- GOAL
Please write out the complete listing that follows, exactly as it reads.

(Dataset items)
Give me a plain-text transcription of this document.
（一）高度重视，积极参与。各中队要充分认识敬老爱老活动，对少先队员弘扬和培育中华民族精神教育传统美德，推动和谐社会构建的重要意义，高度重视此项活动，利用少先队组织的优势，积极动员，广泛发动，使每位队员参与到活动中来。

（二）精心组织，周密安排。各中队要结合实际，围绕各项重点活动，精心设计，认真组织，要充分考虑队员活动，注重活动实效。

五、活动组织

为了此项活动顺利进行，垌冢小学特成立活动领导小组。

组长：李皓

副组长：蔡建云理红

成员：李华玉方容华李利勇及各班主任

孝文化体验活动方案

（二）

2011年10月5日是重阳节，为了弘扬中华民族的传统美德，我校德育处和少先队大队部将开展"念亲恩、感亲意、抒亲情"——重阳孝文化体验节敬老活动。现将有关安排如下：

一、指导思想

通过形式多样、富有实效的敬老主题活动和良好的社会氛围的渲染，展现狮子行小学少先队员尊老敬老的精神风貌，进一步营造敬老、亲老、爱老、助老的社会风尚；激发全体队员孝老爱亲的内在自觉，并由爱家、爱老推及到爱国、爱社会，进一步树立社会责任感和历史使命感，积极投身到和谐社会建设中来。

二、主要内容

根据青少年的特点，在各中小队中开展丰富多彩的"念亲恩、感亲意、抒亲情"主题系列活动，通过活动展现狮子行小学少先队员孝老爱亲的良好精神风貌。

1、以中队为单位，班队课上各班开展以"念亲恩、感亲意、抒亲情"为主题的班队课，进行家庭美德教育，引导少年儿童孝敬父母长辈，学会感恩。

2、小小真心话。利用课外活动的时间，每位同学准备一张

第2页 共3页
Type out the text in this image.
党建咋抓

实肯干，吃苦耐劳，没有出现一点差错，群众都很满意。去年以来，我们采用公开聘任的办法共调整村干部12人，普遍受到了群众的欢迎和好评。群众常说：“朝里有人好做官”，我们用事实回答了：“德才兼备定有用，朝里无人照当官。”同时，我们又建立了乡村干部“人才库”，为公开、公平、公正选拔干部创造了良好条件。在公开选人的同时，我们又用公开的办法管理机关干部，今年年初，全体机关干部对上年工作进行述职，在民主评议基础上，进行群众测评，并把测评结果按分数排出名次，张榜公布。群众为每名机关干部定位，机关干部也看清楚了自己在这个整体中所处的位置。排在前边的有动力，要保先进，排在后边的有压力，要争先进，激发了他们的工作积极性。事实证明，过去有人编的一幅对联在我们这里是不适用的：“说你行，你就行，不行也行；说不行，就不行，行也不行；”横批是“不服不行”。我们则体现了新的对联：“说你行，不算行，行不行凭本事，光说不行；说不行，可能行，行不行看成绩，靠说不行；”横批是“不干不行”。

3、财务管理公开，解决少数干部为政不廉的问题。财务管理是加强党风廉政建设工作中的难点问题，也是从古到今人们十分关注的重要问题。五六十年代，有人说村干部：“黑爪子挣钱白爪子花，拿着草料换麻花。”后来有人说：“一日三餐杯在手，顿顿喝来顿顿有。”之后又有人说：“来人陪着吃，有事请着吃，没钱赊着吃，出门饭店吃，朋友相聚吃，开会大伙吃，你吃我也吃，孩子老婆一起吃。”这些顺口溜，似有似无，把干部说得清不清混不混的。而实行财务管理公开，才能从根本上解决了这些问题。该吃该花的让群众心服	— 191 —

- FINISHED EXERCISE
Give me a plain-text transcription of this document.
（一）高度重视，积极参与。各中队要充分认识敬老爱老活动，对少先队员弘扬和培育中华民族精神教育传统美德，推动和谐社会构建的重要意义，高度重视此项活动，利用少先队组织的优势，积极动员，广泛发动，使每位队员参与到活动中来。

（二）精心组织，周密安排。各中队要结合实际，围绕各项重点活动，精心设计，认真组织，要充分考虑队员活动，注重活动实效。

五、活动组织

为了此项活动顺利进行，垌冢小学特成立活动领导小组。

组长：李皓

副组长：蔡建云理红

成员：李华玉方容华李利勇及各班主任

孝文化体验活动方案

（二）

2011年10月5日是重阳节，为了弘扬中华民族的传统美德，我校德育处和少先队大队部将开展"念亲恩、感亲意、抒亲情"——重阳孝文化体验节敬老活动。现将有关安排如下：

一、指导思想

通过形式多样、富有实效的敬老主题活动和良好的社会氛围的渲染，展现狮子行小学少先队员尊老敬老的精神风貌，进一步营造敬老、亲老、爱老、助老的社会风尚；激发全体队员孝老爱亲的内在自觉，并由爱家、爱老推及到爱国、爱社会，进一步树立社会责任感和历史使命感，积极投身到和谐社会建设中来。

二、主要内容

根据青少年的特点，在各中小队中开展丰富多彩的"念亲恩、感亲意、抒亲情"主题系列活动，通过活动展现狮子行小学少先队员孝老爱亲的良好精神风貌。

1、以中队为单位，班队课上各班开展以"念亲恩、感亲意、抒亲情"为主题的班队课，进行家庭美德教育，引导少年儿童孝敬父母长辈，学会感恩。

2、小小真心话。利用课外活动的时间，每位同学准备一张

第2页 共3页
Type out the text in this image.
党建咋抓

实肯干，吃苦耐劳，没有出现一点差错，群众都很满意。去年以来，我们采用公开聘任的办法共调整村干部12人，普遍受到了群众的欢迎和好评。群众常说：“朝里有人好做官”，我们用事实回答了：“德才兼备定有用，朝里无人照当官。”同时，我们又建立了乡村干部“人才库”，为公开、公平、公正选拔干部创造了良好条件。在公开选人的同时，我们又用公开的办法管理机关干部，今年年初，全体机关干部对上年工作进行述职，在民主评议基础上，进行群众测评，并把测评结果按分数排出名次，张榜公布。群众为每名机关干部定位，机关干部也看清楚了自己在这个整体中所处的位置。排在前边的有动力，要保先进，排在后边的有压力，要争先进，激发了他们的工作积极性。事实证明，过去有人编的一幅对联在我们这里是不适用的：“说你行，你就行，不行也行；说不行，就不行，行也不行；”横批是“不服不行”。我们则体现了新的对联：“说你行，不算行，行不行凭本事，光说不行；说不行，可能行，行不行看成绩，靠说不行；”横批是“不干不行”。

3、财务管理公开，解决少数干部为政不廉的问题。财务管理是加强党风廉政建设工作中的难点问题，也是从古到今人们十分关注的重要问题。五六十年代，有人说村干部：“黑爪子挣钱白爪子花，拿着草料换麻花。”后来有人说：“一日三餐杯在手，顿顿喝来顿顿有。”之后又有人说：“来人陪着吃，有事请着吃，没钱赊着吃，出门饭店吃，朋友相聚吃，开会大伙吃，你吃我也吃，孩子老婆一起吃。”这些顺口溜，似有似无，把干部说得清不清混不混的。而实行财务管理公开，才能从根本上解决了这些问题。该吃该花的让群众心服	— 191 —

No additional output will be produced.